• [TASK BRIEF] Repeat the records below exactly, leaving out every picture.

====== DATA LISTING ======

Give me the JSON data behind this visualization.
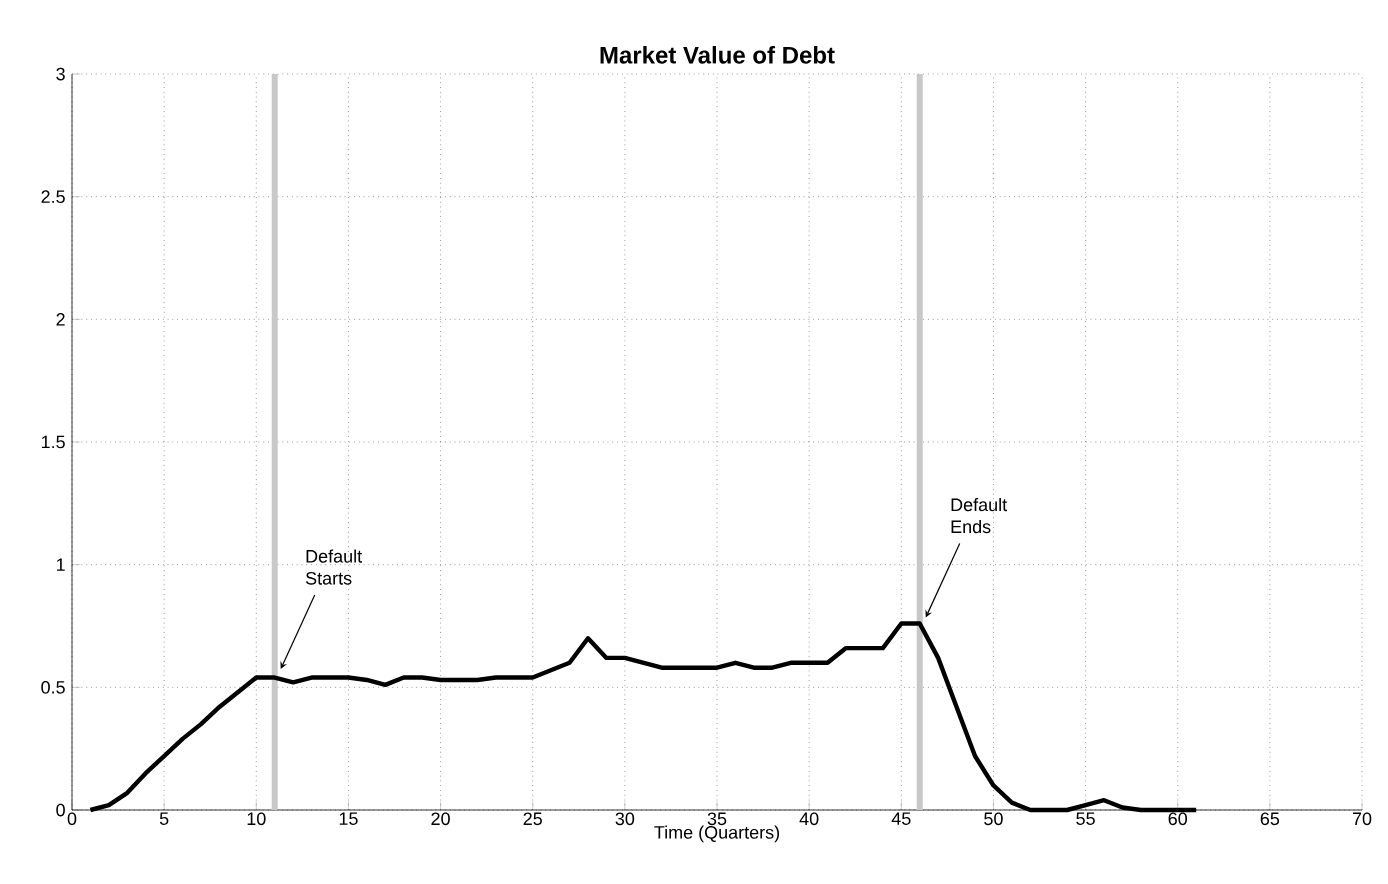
{
  "chart_data": {
    "type": "line",
    "title": "Market Value of Debt",
    "xlabel": "Time (Quarters)",
    "xlim": [
      0,
      70
    ],
    "ylim": [
      0,
      3
    ],
    "xticks": [
      0,
      5,
      10,
      15,
      20,
      25,
      30,
      35,
      40,
      45,
      50,
      55,
      60,
      65,
      70
    ],
    "yticks": [
      0,
      0.5,
      1,
      1.5,
      2,
      2.5,
      3
    ],
    "grid": true,
    "line_style": "solid",
    "marker": "none",
    "x": [
      1,
      2,
      3,
      4,
      5,
      6,
      7,
      8,
      9,
      10,
      11,
      12,
      13,
      14,
      15,
      16,
      17,
      18,
      19,
      20,
      21,
      22,
      23,
      24,
      25,
      26,
      27,
      28,
      29,
      30,
      31,
      32,
      33,
      34,
      35,
      36,
      37,
      38,
      39,
      40,
      41,
      42,
      43,
      44,
      45,
      46,
      47,
      48,
      49,
      50,
      51,
      52,
      53,
      54,
      55,
      56,
      57,
      58,
      59,
      60,
      61
    ],
    "series": [
      {
        "color": "#000000",
        "values": [
          0,
          0.02,
          0.07,
          0.15,
          0.22,
          0.29,
          0.35,
          0.42,
          0.48,
          0.54,
          0.54,
          0.52,
          0.54,
          0.54,
          0.54,
          0.53,
          0.51,
          0.54,
          0.54,
          0.53,
          0.53,
          0.53,
          0.54,
          0.54,
          0.54,
          0.57,
          0.6,
          0.7,
          0.62,
          0.62,
          0.6,
          0.58,
          0.58,
          0.58,
          0.58,
          0.6,
          0.58,
          0.58,
          0.6,
          0.6,
          0.6,
          0.66,
          0.66,
          0.66,
          0.76,
          0.76,
          0.62,
          0.42,
          0.22,
          0.1,
          0.03,
          0,
          0,
          0,
          0.02,
          0.04,
          0.01,
          0,
          0,
          0,
          0
        ]
      }
    ],
    "ref_lines": [
      {
        "axis": "x",
        "value": 11,
        "color": "#c8c8c8"
      },
      {
        "axis": "x",
        "value": 46,
        "color": "#c8c8c8"
      }
    ],
    "annotations": [
      {
        "text": "Default Starts",
        "x": 11,
        "y": 0.55
      },
      {
        "text": "Default Ends",
        "x": 46,
        "y": 0.76
      }
    ]
  }
}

======

• [EXERCISE SOLUTION]
Give me the JSON data behind this visualization.
{
  "chart_data": {
    "type": "line",
    "title": "Market Value of Debt",
    "xlabel": "Time (Quarters)",
    "xlim": [
      0,
      70
    ],
    "ylim": [
      0,
      3
    ],
    "xticks": [
      0,
      5,
      10,
      15,
      20,
      25,
      30,
      35,
      40,
      45,
      50,
      55,
      60,
      65,
      70
    ],
    "yticks": [
      0,
      0.5,
      1,
      1.5,
      2,
      2.5,
      3
    ],
    "grid": true,
    "line_style": "solid",
    "marker": "none",
    "x": [
      1,
      2,
      3,
      4,
      5,
      6,
      7,
      8,
      9,
      10,
      11,
      12,
      13,
      14,
      15,
      16,
      17,
      18,
      19,
      20,
      21,
      22,
      23,
      24,
      25,
      26,
      27,
      28,
      29,
      30,
      31,
      32,
      33,
      34,
      35,
      36,
      37,
      38,
      39,
      40,
      41,
      42,
      43,
      44,
      45,
      46,
      47,
      48,
      49,
      50,
      51,
      52,
      53,
      54,
      55,
      56,
      57,
      58,
      59,
      60,
      61
    ],
    "series": [
      {
        "color": "#000000",
        "values": [
          0,
          0.02,
          0.07,
          0.15,
          0.22,
          0.29,
          0.35,
          0.42,
          0.48,
          0.54,
          0.54,
          0.52,
          0.54,
          0.54,
          0.54,
          0.53,
          0.51,
          0.54,
          0.54,
          0.53,
          0.53,
          0.53,
          0.54,
          0.54,
          0.54,
          0.57,
          0.6,
          0.7,
          0.62,
          0.62,
          0.6,
          0.58,
          0.58,
          0.58,
          0.58,
          0.6,
          0.58,
          0.58,
          0.6,
          0.6,
          0.6,
          0.66,
          0.66,
          0.66,
          0.76,
          0.76,
          0.62,
          0.42,
          0.22,
          0.1,
          0.03,
          0,
          0,
          0,
          0.02,
          0.04,
          0.01,
          0,
          0,
          0,
          0
        ]
      }
    ],
    "ref_lines": [
      {
        "axis": "x",
        "value": 11,
        "color": "#c8c8c8"
      },
      {
        "axis": "x",
        "value": 46,
        "color": "#c8c8c8"
      }
    ],
    "annotations": [
      {
        "text": "Default Starts",
        "x": 11,
        "y": 0.55
      },
      {
        "text": "Default Ends",
        "x": 46,
        "y": 0.76
      }
    ]
  }
}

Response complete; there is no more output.